----- TASK MATERIAL

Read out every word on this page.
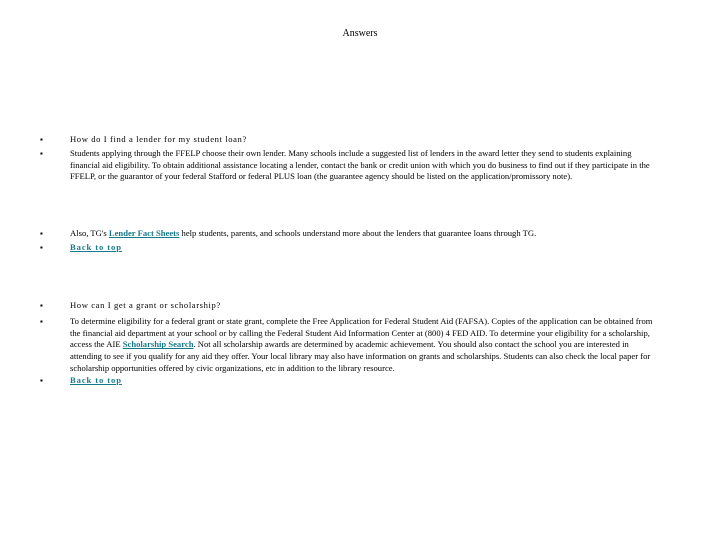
Answers
▪	How do I find a lender for my student loan?
▪	Students applying through the FFELP choose their own lender. Many schools include a suggested list of lenders in the award letter they send to students explaining financial aid eligibility. To obtain additional assistance locating a lender, contact the bank or credit union with which you do business to find out if they participate in the FFELP, or the guarantor of your federal Stafford or federal PLUS loan (the guarantee agency should be listed on the application/promissory note).
▪	Also, TG's Lender Fact Sheets help students, parents, and schools understand more about the lenders that guarantee loans through TG.
▪	Back to top
▪	How can I get a grant or scholarship?
▪	To determine eligibility for a federal grant or state grant, complete the Free Application for Federal Student Aid (FAFSA). Copies of the application can be obtained from the financial aid department at your school or by calling the Federal Student Aid Information Center at (800) 4 FED AID. To determine your eligibility for a scholarship, access the AIE Scholarship Search. Not all scholarship awards are determined by academic achievement. You should also contact the school you are interested in attending to see if you qualify for any aid they offer. Your local library may also have information on grants and scholarships. Students can also check the local paper for scholarship opportunities offered by civic organizations, etc in addition to the library resource.
▪	Back to top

----------

Drop the images and repeat the data exactly.

Read out every word on this page.
Answers
▪	How do I find a lender for my student loan?
▪	Students applying through the FFELP choose their own lender. Many schools include a suggested list of lenders in the award letter they send to students explaining financial aid eligibility. To obtain additional assistance locating a lender, contact the bank or credit union with which you do business to find out if they participate in the FFELP, or the guarantor of your federal Stafford or federal PLUS loan (the guarantee agency should be listed on the application/promissory note).
▪	Also, TG's Lender Fact Sheets help students, parents, and schools understand more about the lenders that guarantee loans through TG.
▪	Back to top
▪	How can I get a grant or scholarship?
▪	To determine eligibility for a federal grant or state grant, complete the Free Application for Federal Student Aid (FAFSA). Copies of the application can be obtained from the financial aid department at your school or by calling the Federal Student Aid Information Center at (800) 4 FED AID. To determine your eligibility for a scholarship, access the AIE Scholarship Search. Not all scholarship awards are determined by academic achievement. You should also contact the school you are interested in attending to see if you qualify for any aid they offer. Your local library may also have information on grants and scholarships. Students can also check the local paper for scholarship opportunities offered by civic organizations, etc in addition to the library resource.
▪	Back to top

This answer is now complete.